— start SUPPLIED RECORDS —

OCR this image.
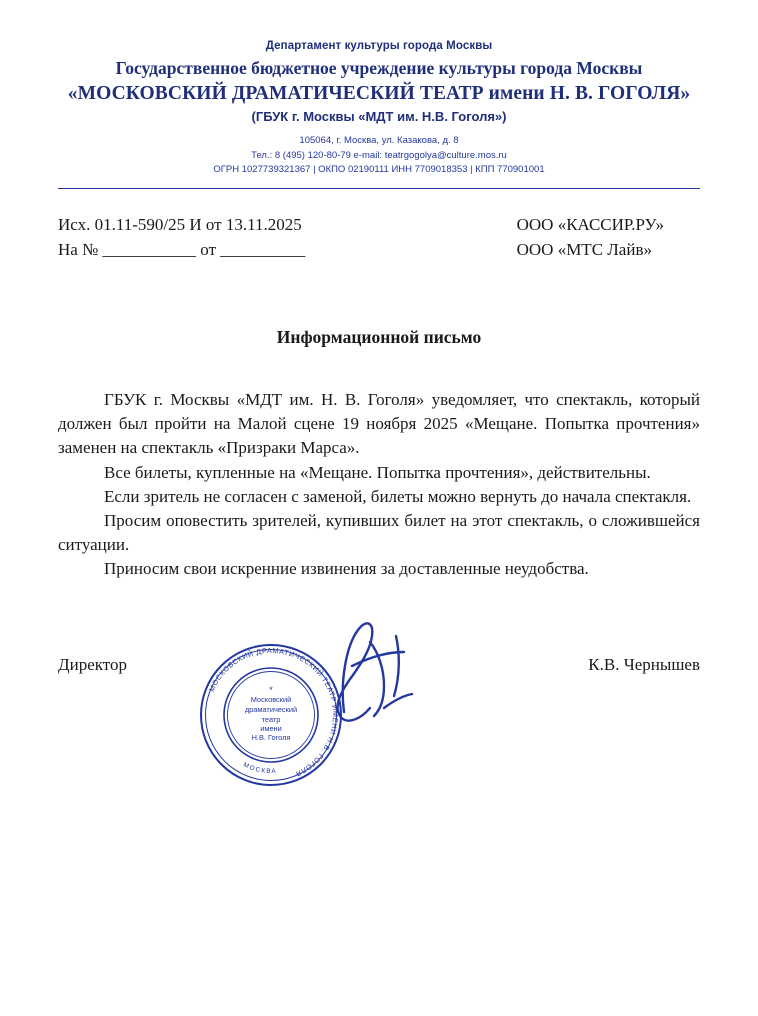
Департамент культуры города Москвы
Государственное бюджетное учреждение культуры города Москвы
«МОСКОВСКИЙ ДРАМАТИЧЕСКИЙ ТЕАТР имени Н. В. ГОГОЛЯ»
(ГБУК г. Москвы «МДТ им. Н.В. Гоголя»)
105064, г. Москва, ул. Казакова, д. 8
Тел.: 8 (495) 120-80-79 e-mail: teatrgogolya@culture.mos.ru
ОГРН 1027739321367 | ОКПО 02190111 ИНН 7709018353 | КПП 770901001
Исх. 01.11-590/25 И от 13.11.2025
На № ___________ от __________
ООО «КАССИР.РУ»
ООО «МТС Лайв»
Информационной письмо

ГБУК г. Москвы «МДТ им. Н. В. Гоголя» уведомляет, что спектакль, который должен был пройти на Малой сцене 19 ноября 2025 «Мещане. Попытка прочтения» заменен на спектакль «Призраки Марса».

Все билеты, купленные на «Мещане. Попытка прочтения», действительны.

Если зритель не согласен с заменой, билеты можно вернуть до начала спектакля.

Просим оповестить зрителей, купивших билет на этот спектакль, о сложившейся ситуации.

Приносим свои искренние извинения за доставленные неудобства.

Директор	К.В. Чернышев
МОСКОВСКИЙ ДРАМАТИЧЕСКИЙ ТЕАТР ИМЕНИ Н.В. ГОГОЛЯ
МОСКВА
Московский
драматический
театр
имени
Н.В. Гоголя
*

— end SUPPLIED RECORDS —

- [GIVEN REQUEST]
Copy the records above exactly, omitting every picture.

- [CORRECT OUTPUT]
OCR this image.
Департамент культуры города Москвы
Государственное бюджетное учреждение культуры города Москвы
«МОСКОВСКИЙ ДРАМАТИЧЕСКИЙ ТЕАТР имени Н. В. ГОГОЛЯ»
(ГБУК г. Москвы «МДТ им. Н.В. Гоголя»)
105064, г. Москва, ул. Казакова, д. 8
Тел.: 8 (495) 120-80-79 e-mail: teatrgogolya@culture.mos.ru
ОГРН 1027739321367 | ОКПО 02190111 ИНН 7709018353 | КПП 770901001
Исх. 01.11-590/25 И от 13.11.2025
На № ___________ от __________
ООО «КАССИР.РУ»
ООО «МТС Лайв»
Информационной письмо

ГБУК г. Москвы «МДТ им. Н. В. Гоголя» уведомляет, что спектакль, который должен был пройти на Малой сцене 19 ноября 2025 «Мещане. Попытка прочтения» заменен на спектакль «Призраки Марса».

Все билеты, купленные на «Мещане. Попытка прочтения», действительны.

Если зритель не согласен с заменой, билеты можно вернуть до начала спектакля.

Просим оповестить зрителей, купивших билет на этот спектакль, о сложившейся ситуации.

Приносим свои искренние извинения за доставленные неудобства.

Директор	К.В. Чернышев
МОСКОВСКИЙ ДРАМАТИЧЕСКИЙ ТЕАТР ИМЕНИ Н.В. ГОГОЛЯ
МОСКВА
Московский
драматический
театр
имени
Н.В. Гоголя
*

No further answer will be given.